● Objectif de l'exercice:
Reprenez la partie des données qui commence à la ligne contenant « 1272, 269, 1289] » et se termine à la ligne contenant « street labels on darker green areas: Pendennis ». Changez « mid green » en « medium green », sans rien modifier d'autre.

Extrait d'un fichier de données:
╭──
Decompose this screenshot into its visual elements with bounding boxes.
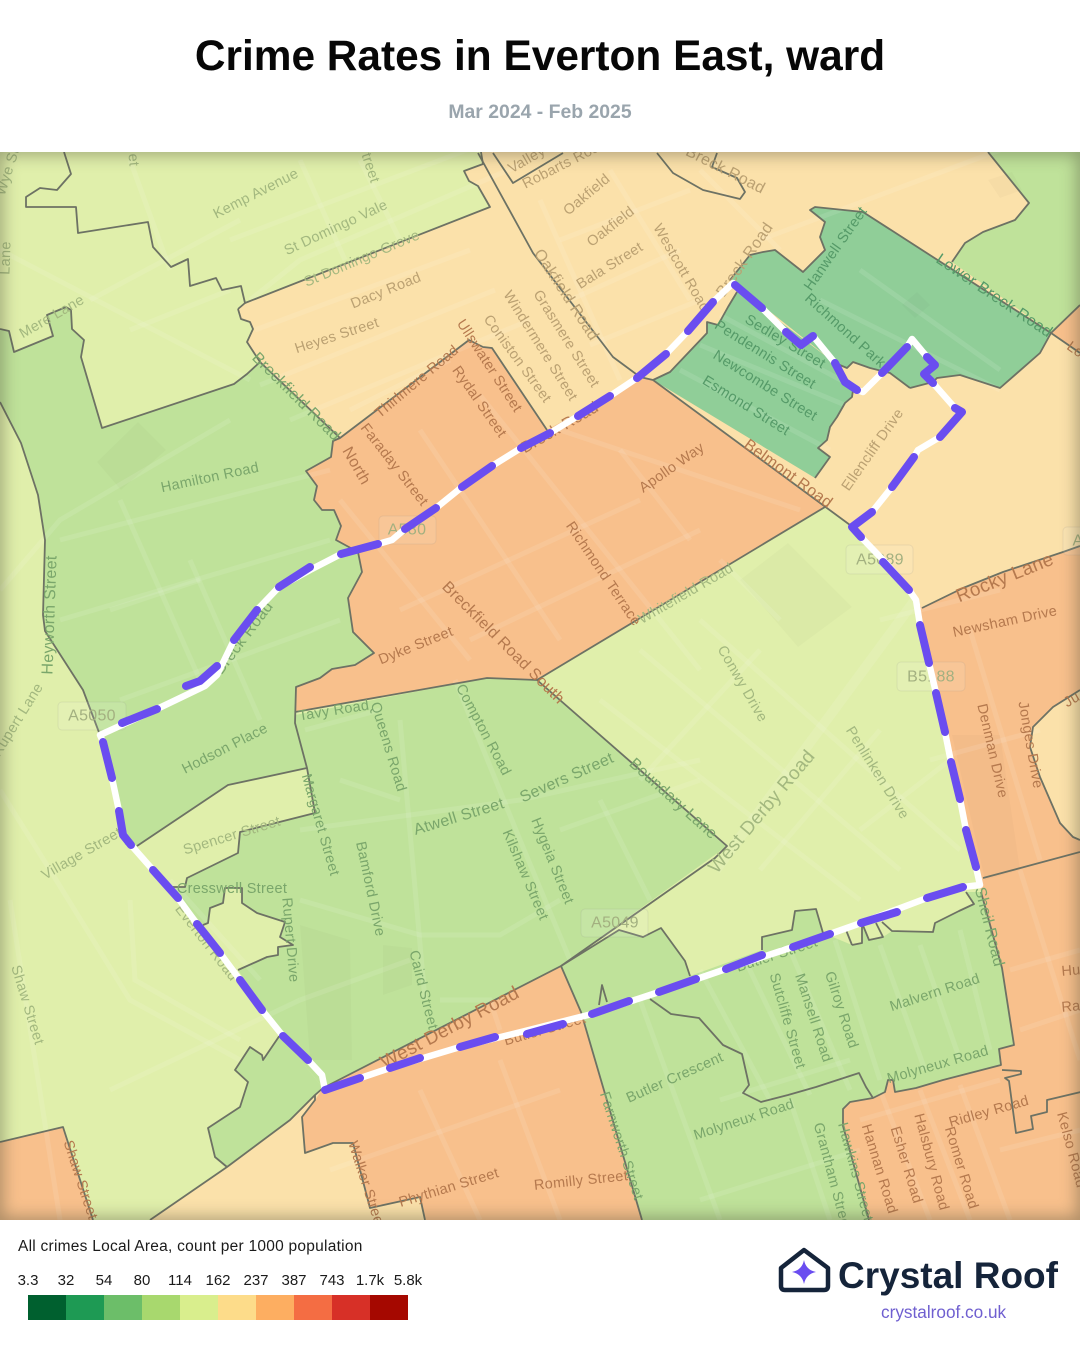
legend scale values: 237	[243, 1272, 269, 1289]
street labels on mid green areas	[39, 349, 1007, 1233]
street labels on light green areas: Spencer Street	[181, 814, 283, 858]
region: mid green Malvern Road and Butler Crescent	[561, 892, 1014, 1220]
street labels on orange areas: Breck Road	[518, 399, 602, 457]
street labels on orange areas: Halsbury Road	[910, 1112, 952, 1212]
area boundaries	[0, 152, 1080, 1220]
street labels on darker green areas: Pendennis Street	[712, 317, 818, 393]
street labels on light green areas: treet	[358, 152, 382, 185]
legend scale values: 5.8k	[394, 1272, 422, 1289]
legend scale values: 80	[134, 1272, 150, 1289]
street labels on mid green areas: Severs Street	[517, 750, 617, 806]
street labels on light green areas: St Domingo Vale	[282, 197, 390, 259]
choropleth map	[0, 152, 1080, 1220]
region: orange south-west corner	[0, 1127, 93, 1220]
street labels on orange areas	[60, 317, 1080, 1231]
street labels on orange areas: Richmond Terrace	[562, 519, 644, 629]
street labels on mid green areas: Kilshaw Street	[499, 827, 551, 923]
street labels on tan areas: Coniston Street	[480, 312, 554, 406]
region: darker green Sedley Street	[653, 292, 853, 478]
region: green patch at Everton Road	[208, 1035, 323, 1167]
street labels on light green areas: Everton Road	[171, 902, 241, 984]
parks and sports grounds	[97, 172, 1022, 1060]
region: tan north and east areas	[238, 152, 1080, 608]
street labels on mid green areas: Gilroy Road	[821, 970, 861, 1050]
street labels on orange areas: Breckfield Road South	[438, 578, 568, 708]
street labels on orange areas: Phythian Street	[397, 1165, 501, 1211]
street labels on mid green areas: Butler Crescent	[624, 1049, 726, 1107]
street labels on orange areas: Rocky Lane	[953, 549, 1057, 607]
street labels on orange areas: Denman Drive	[973, 702, 1011, 800]
road shields: A5049	[591, 914, 639, 932]
ward boundary: white line with purple dashes	[100, 283, 980, 1090]
street labels on mid green areas: Hygeia Street	[527, 815, 577, 907]
road shields	[58, 516, 1080, 937]
region: mid green Queens Road, Atwell Street	[170, 678, 727, 1088]
street labels on tan areas	[293, 133, 907, 494]
street labels on light green areas: Conwy Drive	[714, 643, 770, 725]
street labels on darker green areas: Hanwell Street	[801, 204, 871, 294]
street labels on mid green areas: Cresswell Street	[177, 881, 287, 897]
region: orange east	[843, 546, 1080, 1220]
street labels on mid green areas: Bamford Drive	[352, 840, 388, 938]
region: darker green Richmond Park	[730, 207, 1051, 388]
street labels on light green areas: St Domingo Grove	[302, 227, 422, 291]
street labels on mid green areas: Mansell Road	[791, 972, 835, 1064]
street labels on darker green areas: Esmond Street	[699, 373, 793, 439]
street labels on mid green areas: Hamilton Road	[160, 460, 260, 496]
street labels on mid green areas: Rupert Drive	[278, 897, 302, 983]
street labels on tan areas: Oakfield	[584, 204, 638, 250]
street labels on orange areas: Shaw Street	[60, 1138, 100, 1220]
brand name: Crystal Roof	[838, 1255, 1058, 1296]
street labels on darker green areas: Lower Breck Road	[933, 251, 1055, 341]
road network	[0, 145, 1080, 1220]
subtitle: date range: Mar 2024 - Feb 2025	[448, 101, 632, 123]
street labels on tan areas: Grasmere Street	[530, 287, 602, 391]
street labels on orange areas: Butler Street	[502, 1011, 588, 1049]
street labels on orange areas: Ullswater Street	[453, 317, 525, 415]
road shields: B5188	[907, 668, 955, 686]
street labels on light green areas: Whitefield Road	[636, 560, 736, 628]
street labels on orange areas: Thirlmere Road	[372, 342, 462, 422]
legend scale values: 162	[205, 1272, 231, 1289]
street labels on darker green areas: Sedley Street	[742, 312, 828, 372]
street labels on mid green areas: Breckfield Road	[248, 349, 344, 445]
street labels on orange areas: Romilly Street	[533, 1168, 629, 1194]
street labels on tan areas: Windermere Street	[500, 288, 580, 404]
street labels on orange areas: Jonges Drive	[1014, 700, 1046, 790]
street labels on mid green areas: Molyneux Road	[885, 1043, 991, 1087]
street labels on mid green areas: Malvern Road	[888, 971, 982, 1015]
road shields: A580	[388, 522, 426, 538]
street labels on mid green areas: Caird Street	[405, 949, 441, 1031]
icon: Crystal Roof house logo	[778, 1248, 830, 1292]
street labels on mid green areas: Queens Road	[367, 700, 409, 794]
street labels on tan areas: Breck Road	[713, 220, 777, 300]
street labels on mid green areas: Hodson Place	[180, 721, 270, 777]
street labels on tan areas: Ellencliff Drive	[839, 406, 907, 494]
street labels on tan areas: Bala Street	[574, 239, 646, 293]
road shields: A5050	[68, 708, 116, 724]
region: mid green Hamilton Road and Hodson Place	[0, 307, 374, 846]
street labels on mid green areas: Butler Street	[734, 934, 820, 976]
street labels on mid green areas: Molyneux Road	[692, 1096, 796, 1144]
street labels on mid green areas: Breck Road	[211, 598, 277, 678]
street labels on light green areas: Shaw Street	[7, 963, 47, 1047]
region: orange sliver north-east	[1052, 305, 1080, 353]
region: orange central Breck Road area	[295, 340, 825, 712]
legend scale values: 1.7k	[356, 1272, 384, 1289]
legend scale values: 54	[96, 1272, 112, 1289]
legend scale values: 743	[319, 1272, 345, 1289]
street labels on light green areas: Village Street	[39, 825, 125, 883]
road shields: A5089	[856, 552, 904, 568]
street labels on mid green areas: Sutcliffe Street	[766, 971, 808, 1071]
street labels on tan areas: Heyes Street	[293, 315, 381, 357]
region: tan south-west	[150, 1088, 425, 1220]
street labels on orange areas: Romer Road	[941, 1125, 981, 1211]
street labels on orange areas: Ridley Road	[947, 1093, 1031, 1131]
brand url: crystalroof.co.uk	[881, 1302, 1006, 1322]
legend colour ramp	[28, 1295, 408, 1320]
street labels on orange areas: Rydal Street	[449, 363, 509, 441]
street labels on orange areas: Belmont Road	[741, 436, 835, 512]
map edge vignette	[0, 152, 1080, 1220]
street labels on mid green areas: Atwell Street	[412, 795, 507, 839]
street labels on orange areas: Newsham Drive	[951, 603, 1059, 641]
legend scale values: 387	[281, 1272, 307, 1289]
region: orange south Butler Street	[302, 966, 642, 1220]
street labels on orange areas: Apollo Way	[636, 439, 708, 496]
street labels on tan areas: Westcott Road	[649, 221, 713, 315]
legend scale values: 32	[58, 1272, 74, 1289]
street labels on mid green areas: Boundary Lane	[626, 755, 720, 843]
street labels on light green areas: Kemp Avenue	[211, 166, 301, 222]
street labels on tan areas: Dacy Road	[348, 270, 424, 312]
street labels on orange areas: Dyke Street	[376, 624, 456, 668]
region: mid green far north-east	[952, 152, 1080, 333]
street labels on mid green areas: Farnworth Street	[596, 1090, 646, 1202]
street labels on orange areas: Hannan Road	[858, 1122, 900, 1216]
street labels on mid green areas: Tavy Road	[298, 698, 370, 724]
street labels on mid green areas: Sheil Road	[971, 886, 1007, 968]
street labels on orange areas: West Derby Road	[377, 983, 523, 1073]
street labels on darker green areas: Newcombe Street	[710, 347, 820, 425]
legend scale values	[18, 1272, 422, 1289]
street labels on tan areas: Oakfield Road	[530, 246, 602, 344]
street labels on mid green areas: Compton Road	[452, 682, 514, 778]
street labels on darker green areas: Richmond Park	[801, 291, 889, 372]
street labels on light green areas	[0, 147, 912, 1047]
street labels on light green areas: et	[124, 153, 142, 167]
legend title: All crimes Local Area, count per 1000 population	[18, 1238, 363, 1255]
legend scale values: 114	[168, 1272, 192, 1289]
region: tan pocket at Jonges Drive	[1030, 690, 1080, 840]
street labels on orange areas: North	[338, 444, 374, 488]
title: Crime Rates in Everton East, ward	[195, 32, 885, 79]
street labels on light green areas: Penlinken Drive	[842, 724, 912, 822]
street labels on light green areas: West Derby Road	[704, 746, 820, 878]
street labels on light green areas: Mere Lane	[17, 292, 87, 342]
street labels on mid green areas: Margaret Street	[298, 772, 342, 878]
street labels on orange areas: Faraday Street	[357, 421, 431, 509]
legend scale values: 3.3	[18, 1272, 38, 1289]
street labels on orange areas: Esher Road	[887, 1125, 925, 1205]
street labels on darker green areas	[699, 204, 1055, 439]
street labels on tan areas: Oakfield	[561, 171, 613, 219]
street labels on mid green areas: Heyworth Street	[39, 555, 61, 675]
╰──
● Corrigé de l'exercice:
legend scale values: 237	[243, 1272, 269, 1289]
street labels on medium green areas	[39, 349, 1007, 1233]
street labels on light green areas: Spencer Street	[181, 814, 283, 858]
region: medium green Malvern Road and Butler Crescent	[561, 892, 1014, 1220]
street labels on orange areas: Breck Road	[518, 399, 602, 457]
street labels on orange areas: Halsbury Road	[910, 1112, 952, 1212]
area boundaries	[0, 152, 1080, 1220]
street labels on darker green areas: Pendennis Street	[712, 317, 818, 393]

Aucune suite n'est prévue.